● TASK DETAILS:
List each line of the data that holds the string "DevEco", please.

- - - - -

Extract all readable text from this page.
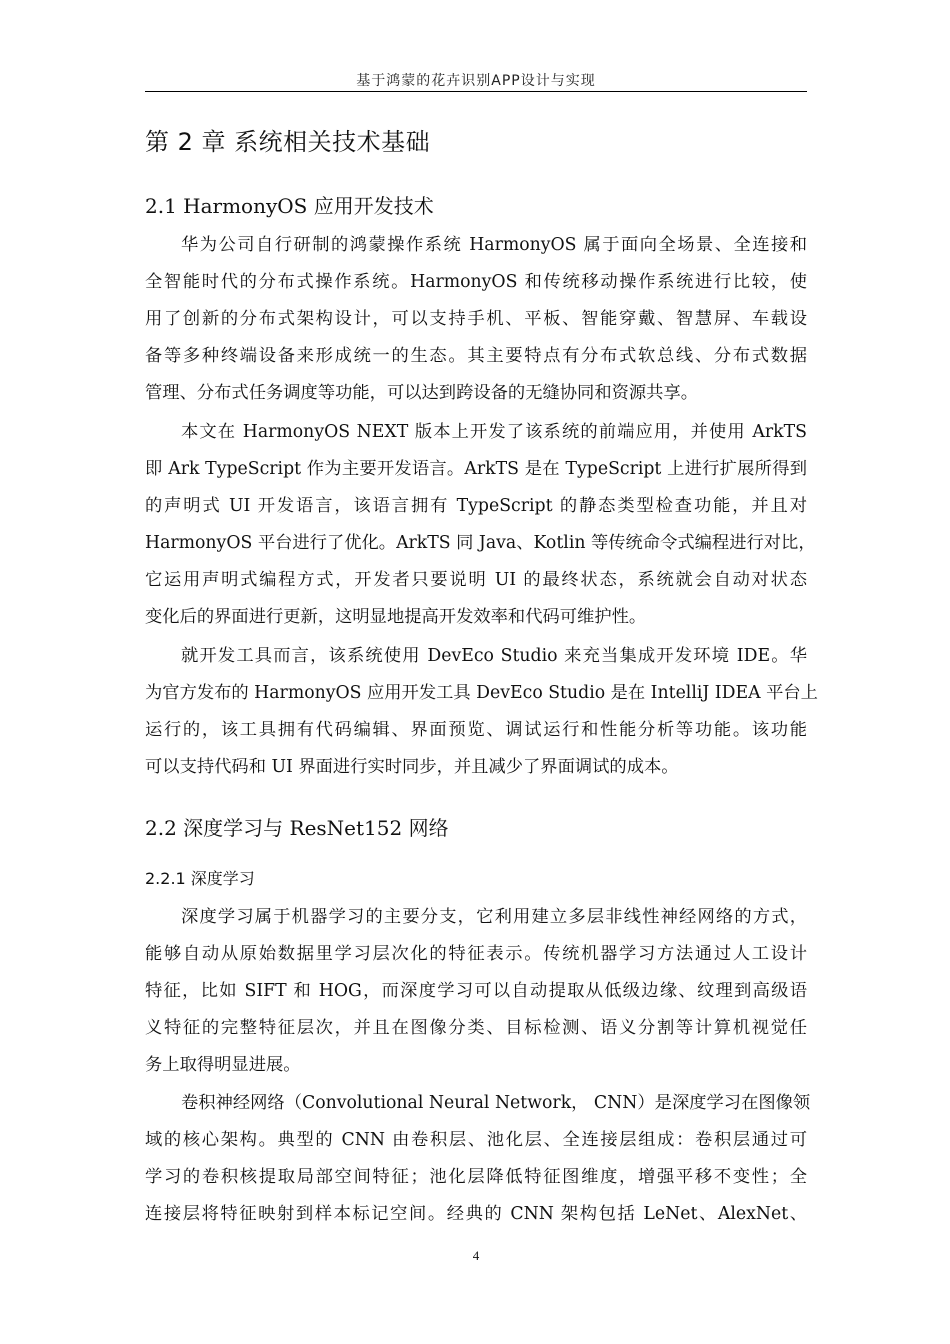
基于鸿蒙的花卉识别APP设计与实现
第 2 章 系统相关技术基础
2.1 HarmonyOS 应用开发技术
华为公司自行研制的鸿蒙操作系统 HarmonyOS 属于面向全场景、全连接和
全智能时代的分布式操作系统。HarmonyOS 和传统移动操作系统进行比较，使
用了创新的分布式架构设计，可以支持手机、平板、智能穿戴、智慧屏、车载设
备等多种终端设备来形成统一的生态。其主要特点有分布式软总线、分布式数据
管理、分布式任务调度等功能，可以达到跨设备的无缝协同和资源共享。
本文在 HarmonyOS NEXT 版本上开发了该系统的前端应用，并使用 ArkTS
即 Ark TypeScript 作为主要开发语言。ArkTS 是在 TypeScript 上进行扩展所得到
的声明式 UI 开发语言，该语言拥有 TypeScript 的静态类型检查功能，并且对
HarmonyOS 平台进行了优化。ArkTS 同 Java、Kotlin 等传统命令式编程进行对比，
它运用声明式编程方式，开发者只要说明 UI 的最终状态，系统就会自动对状态
变化后的界面进行更新，这明显地提高开发效率和代码可维护性。
就开发工具而言，该系统使用 DevEco Studio 来充当集成开发环境 IDE。华
为官方发布的 HarmonyOS 应用开发工具 DevEco Studio 是在 IntelliJ IDEA 平台上
运行的，该工具拥有代码编辑、界面预览、调试运行和性能分析等功能。该功能
可以支持代码和 UI 界面进行实时同步，并且减少了界面调试的成本。
2.2 深度学习与 ResNet152 网络
2.2.1 深度学习
深度学习属于机器学习的主要分支，它利用建立多层非线性神经网络的方式，
能够自动从原始数据里学习层次化的特征表示。传统机器学习方法通过人工设计
特征，比如 SIFT 和 HOG，而深度学习可以自动提取从低级边缘、纹理到高级语
义特征的完整特征层次，并且在图像分类、目标检测、语义分割等计算机视觉任
务上取得明显进展。
卷积神经网络（Convolutional Neural Network， CNN）是深度学习在图像领
域的核心架构。典型的 CNN 由卷积层、池化层、全连接层组成：卷积层通过可
学习的卷积核提取局部空间特征；池化层降低特征图维度，增强平移不变性；全
连接层将特征映射到样本标记空间。经典的 CNN 架构包括 LeNet、AlexNet、
4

- - - - -

● EXERCISE SOLUTION:
就开发工具而言，该系统使用 DevEco Studio 来充当集成开发环境 IDE。华
为官方发布的 HarmonyOS 应用开发工具 DevEco Studio 是在 IntelliJ IDEA 平台上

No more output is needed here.